### DO THIS
Lines containing "Scolia" are to be counted. Give the number and nothing more.

[Data records]
— Start —

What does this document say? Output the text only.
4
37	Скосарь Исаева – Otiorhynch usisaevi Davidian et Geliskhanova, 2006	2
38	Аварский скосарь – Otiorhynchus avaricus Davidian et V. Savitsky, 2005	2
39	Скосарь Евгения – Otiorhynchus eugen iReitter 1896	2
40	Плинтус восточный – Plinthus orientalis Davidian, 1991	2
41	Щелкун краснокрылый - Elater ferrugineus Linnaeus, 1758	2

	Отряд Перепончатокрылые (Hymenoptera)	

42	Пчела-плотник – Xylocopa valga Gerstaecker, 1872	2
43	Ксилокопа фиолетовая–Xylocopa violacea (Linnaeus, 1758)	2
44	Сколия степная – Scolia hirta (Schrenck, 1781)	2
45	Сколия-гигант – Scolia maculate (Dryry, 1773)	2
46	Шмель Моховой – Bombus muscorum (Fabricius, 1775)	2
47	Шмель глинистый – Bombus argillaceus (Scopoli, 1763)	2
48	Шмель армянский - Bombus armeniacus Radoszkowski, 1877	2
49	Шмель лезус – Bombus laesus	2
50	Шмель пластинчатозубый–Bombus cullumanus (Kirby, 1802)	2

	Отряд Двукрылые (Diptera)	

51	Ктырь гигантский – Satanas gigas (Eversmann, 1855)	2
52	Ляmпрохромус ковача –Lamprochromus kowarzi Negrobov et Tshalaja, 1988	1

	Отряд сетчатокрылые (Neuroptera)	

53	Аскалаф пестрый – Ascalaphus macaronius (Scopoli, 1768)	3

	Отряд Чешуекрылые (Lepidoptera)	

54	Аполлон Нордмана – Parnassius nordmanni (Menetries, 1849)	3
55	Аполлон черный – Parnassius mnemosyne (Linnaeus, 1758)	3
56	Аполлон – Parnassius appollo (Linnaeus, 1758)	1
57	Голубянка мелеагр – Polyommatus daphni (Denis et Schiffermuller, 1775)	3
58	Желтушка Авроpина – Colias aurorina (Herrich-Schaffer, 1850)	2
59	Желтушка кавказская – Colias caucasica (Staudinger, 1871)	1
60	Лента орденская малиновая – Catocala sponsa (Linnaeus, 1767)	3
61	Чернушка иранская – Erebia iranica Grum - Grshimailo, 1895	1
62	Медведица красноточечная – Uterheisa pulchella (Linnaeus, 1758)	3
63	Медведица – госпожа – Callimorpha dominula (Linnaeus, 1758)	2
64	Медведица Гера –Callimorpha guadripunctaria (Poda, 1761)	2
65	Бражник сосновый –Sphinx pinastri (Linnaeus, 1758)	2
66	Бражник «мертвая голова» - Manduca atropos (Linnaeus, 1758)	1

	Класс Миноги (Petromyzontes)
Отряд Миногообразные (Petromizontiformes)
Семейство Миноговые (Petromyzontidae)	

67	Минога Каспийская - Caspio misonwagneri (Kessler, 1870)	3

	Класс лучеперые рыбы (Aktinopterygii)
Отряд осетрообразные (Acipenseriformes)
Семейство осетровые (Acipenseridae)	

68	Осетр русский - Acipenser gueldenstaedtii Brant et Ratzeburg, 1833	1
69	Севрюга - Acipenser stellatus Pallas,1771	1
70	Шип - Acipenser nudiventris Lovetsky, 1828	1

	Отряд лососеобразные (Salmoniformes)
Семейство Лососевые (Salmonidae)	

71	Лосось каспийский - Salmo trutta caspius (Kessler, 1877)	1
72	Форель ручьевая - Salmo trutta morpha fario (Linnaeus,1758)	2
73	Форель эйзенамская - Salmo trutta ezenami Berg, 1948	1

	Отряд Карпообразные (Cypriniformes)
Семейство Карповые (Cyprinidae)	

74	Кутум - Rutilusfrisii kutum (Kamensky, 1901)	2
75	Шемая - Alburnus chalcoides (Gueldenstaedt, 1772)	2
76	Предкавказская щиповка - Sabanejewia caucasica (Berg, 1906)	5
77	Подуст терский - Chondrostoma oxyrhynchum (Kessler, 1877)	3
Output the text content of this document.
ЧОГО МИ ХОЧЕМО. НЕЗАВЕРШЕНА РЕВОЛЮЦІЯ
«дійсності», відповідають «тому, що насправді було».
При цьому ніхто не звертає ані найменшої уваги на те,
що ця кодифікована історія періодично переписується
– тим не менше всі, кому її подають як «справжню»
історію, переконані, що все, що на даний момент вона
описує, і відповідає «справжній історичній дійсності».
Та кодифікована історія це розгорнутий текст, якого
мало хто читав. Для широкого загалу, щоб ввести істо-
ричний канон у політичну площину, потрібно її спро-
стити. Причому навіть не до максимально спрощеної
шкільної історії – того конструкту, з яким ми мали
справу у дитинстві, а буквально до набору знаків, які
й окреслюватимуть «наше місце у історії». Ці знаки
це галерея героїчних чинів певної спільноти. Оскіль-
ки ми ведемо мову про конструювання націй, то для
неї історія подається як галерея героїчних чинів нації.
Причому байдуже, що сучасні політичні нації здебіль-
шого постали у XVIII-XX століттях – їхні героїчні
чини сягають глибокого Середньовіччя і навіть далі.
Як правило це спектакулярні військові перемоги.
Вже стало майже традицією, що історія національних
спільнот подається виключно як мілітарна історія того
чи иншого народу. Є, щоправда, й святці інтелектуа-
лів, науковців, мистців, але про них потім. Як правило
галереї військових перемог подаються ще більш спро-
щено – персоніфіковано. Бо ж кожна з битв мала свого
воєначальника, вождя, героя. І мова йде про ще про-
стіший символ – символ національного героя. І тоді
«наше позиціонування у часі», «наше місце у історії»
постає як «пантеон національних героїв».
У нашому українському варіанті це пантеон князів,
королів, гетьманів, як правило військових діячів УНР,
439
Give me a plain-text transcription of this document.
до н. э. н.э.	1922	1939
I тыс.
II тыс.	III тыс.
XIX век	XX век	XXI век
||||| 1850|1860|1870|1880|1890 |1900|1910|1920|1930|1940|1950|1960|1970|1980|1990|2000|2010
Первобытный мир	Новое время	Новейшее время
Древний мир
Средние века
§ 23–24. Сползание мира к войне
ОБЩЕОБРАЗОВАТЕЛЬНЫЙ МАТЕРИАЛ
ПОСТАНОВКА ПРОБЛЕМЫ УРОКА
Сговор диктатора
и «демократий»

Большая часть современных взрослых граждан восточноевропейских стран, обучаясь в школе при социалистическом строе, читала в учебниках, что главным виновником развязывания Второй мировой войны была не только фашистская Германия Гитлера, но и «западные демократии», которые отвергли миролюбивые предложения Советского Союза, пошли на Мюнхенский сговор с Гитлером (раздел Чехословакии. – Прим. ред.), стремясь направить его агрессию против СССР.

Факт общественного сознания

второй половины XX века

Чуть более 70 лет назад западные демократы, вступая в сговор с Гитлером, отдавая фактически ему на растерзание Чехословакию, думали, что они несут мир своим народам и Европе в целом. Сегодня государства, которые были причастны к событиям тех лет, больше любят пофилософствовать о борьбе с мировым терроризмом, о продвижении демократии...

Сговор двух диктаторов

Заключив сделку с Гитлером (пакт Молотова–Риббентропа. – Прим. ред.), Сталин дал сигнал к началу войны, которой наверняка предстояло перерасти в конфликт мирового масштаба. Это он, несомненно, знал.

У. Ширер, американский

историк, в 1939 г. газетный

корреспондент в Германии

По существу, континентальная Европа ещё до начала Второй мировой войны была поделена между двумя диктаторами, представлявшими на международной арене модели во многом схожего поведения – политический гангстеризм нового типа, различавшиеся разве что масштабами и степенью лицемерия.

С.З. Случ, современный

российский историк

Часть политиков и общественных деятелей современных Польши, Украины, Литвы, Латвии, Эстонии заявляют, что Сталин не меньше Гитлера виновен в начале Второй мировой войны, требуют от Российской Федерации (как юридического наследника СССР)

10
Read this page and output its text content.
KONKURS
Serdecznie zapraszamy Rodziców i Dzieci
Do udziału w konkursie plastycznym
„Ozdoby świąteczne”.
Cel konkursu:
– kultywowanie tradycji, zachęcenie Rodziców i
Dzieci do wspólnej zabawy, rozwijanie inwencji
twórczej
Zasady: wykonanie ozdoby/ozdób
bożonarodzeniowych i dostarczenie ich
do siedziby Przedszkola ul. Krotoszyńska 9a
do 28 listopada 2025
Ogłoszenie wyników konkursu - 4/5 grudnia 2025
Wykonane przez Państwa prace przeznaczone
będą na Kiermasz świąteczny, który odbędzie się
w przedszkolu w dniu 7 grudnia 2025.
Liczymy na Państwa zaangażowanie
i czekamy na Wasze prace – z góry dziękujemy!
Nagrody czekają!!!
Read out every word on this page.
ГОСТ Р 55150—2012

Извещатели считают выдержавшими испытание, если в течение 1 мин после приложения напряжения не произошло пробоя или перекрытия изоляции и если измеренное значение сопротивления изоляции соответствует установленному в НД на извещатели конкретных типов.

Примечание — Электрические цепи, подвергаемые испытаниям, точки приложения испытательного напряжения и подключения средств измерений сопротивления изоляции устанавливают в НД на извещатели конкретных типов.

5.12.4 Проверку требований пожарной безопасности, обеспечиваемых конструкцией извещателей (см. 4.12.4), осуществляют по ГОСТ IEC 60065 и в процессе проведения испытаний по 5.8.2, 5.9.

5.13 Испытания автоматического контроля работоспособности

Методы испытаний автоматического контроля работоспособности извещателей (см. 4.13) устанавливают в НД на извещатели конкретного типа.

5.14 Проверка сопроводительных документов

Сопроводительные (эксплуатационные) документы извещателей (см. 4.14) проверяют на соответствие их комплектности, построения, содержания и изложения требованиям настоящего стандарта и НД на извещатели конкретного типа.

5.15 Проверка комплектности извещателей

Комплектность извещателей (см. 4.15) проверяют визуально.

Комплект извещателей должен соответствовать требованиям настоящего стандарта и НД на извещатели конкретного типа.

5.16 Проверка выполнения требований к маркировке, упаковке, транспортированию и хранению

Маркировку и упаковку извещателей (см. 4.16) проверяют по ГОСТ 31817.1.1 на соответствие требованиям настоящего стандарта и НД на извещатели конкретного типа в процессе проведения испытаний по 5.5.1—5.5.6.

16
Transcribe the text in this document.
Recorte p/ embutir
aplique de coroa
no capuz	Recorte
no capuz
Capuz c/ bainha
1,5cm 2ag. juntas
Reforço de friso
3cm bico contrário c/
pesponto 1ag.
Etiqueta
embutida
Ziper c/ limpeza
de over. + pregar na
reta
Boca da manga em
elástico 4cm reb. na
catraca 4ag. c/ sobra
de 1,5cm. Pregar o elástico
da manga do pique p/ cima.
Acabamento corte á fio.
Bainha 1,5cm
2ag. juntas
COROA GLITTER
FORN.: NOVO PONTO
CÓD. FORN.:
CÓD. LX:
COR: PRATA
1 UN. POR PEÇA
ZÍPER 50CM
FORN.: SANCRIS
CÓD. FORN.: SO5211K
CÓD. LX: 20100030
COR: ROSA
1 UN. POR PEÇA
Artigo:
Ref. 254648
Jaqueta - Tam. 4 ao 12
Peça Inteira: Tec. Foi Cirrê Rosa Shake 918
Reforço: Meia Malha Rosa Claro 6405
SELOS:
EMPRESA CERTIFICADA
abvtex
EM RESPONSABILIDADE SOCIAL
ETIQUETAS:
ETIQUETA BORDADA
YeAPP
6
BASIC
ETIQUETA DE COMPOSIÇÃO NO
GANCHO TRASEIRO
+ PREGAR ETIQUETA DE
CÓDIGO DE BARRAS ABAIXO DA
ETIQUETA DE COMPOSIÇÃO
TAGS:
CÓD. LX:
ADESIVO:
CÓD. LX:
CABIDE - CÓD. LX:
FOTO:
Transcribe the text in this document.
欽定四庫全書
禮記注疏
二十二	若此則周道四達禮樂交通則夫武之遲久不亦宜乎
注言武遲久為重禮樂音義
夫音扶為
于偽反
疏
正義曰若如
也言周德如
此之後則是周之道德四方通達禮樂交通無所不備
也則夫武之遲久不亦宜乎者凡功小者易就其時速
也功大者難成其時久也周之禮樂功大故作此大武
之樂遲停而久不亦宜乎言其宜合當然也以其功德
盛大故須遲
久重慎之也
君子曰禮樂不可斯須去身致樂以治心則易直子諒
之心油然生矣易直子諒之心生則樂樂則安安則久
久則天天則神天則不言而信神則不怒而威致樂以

— End —

### ANSWER TO THIS EXERCISE
2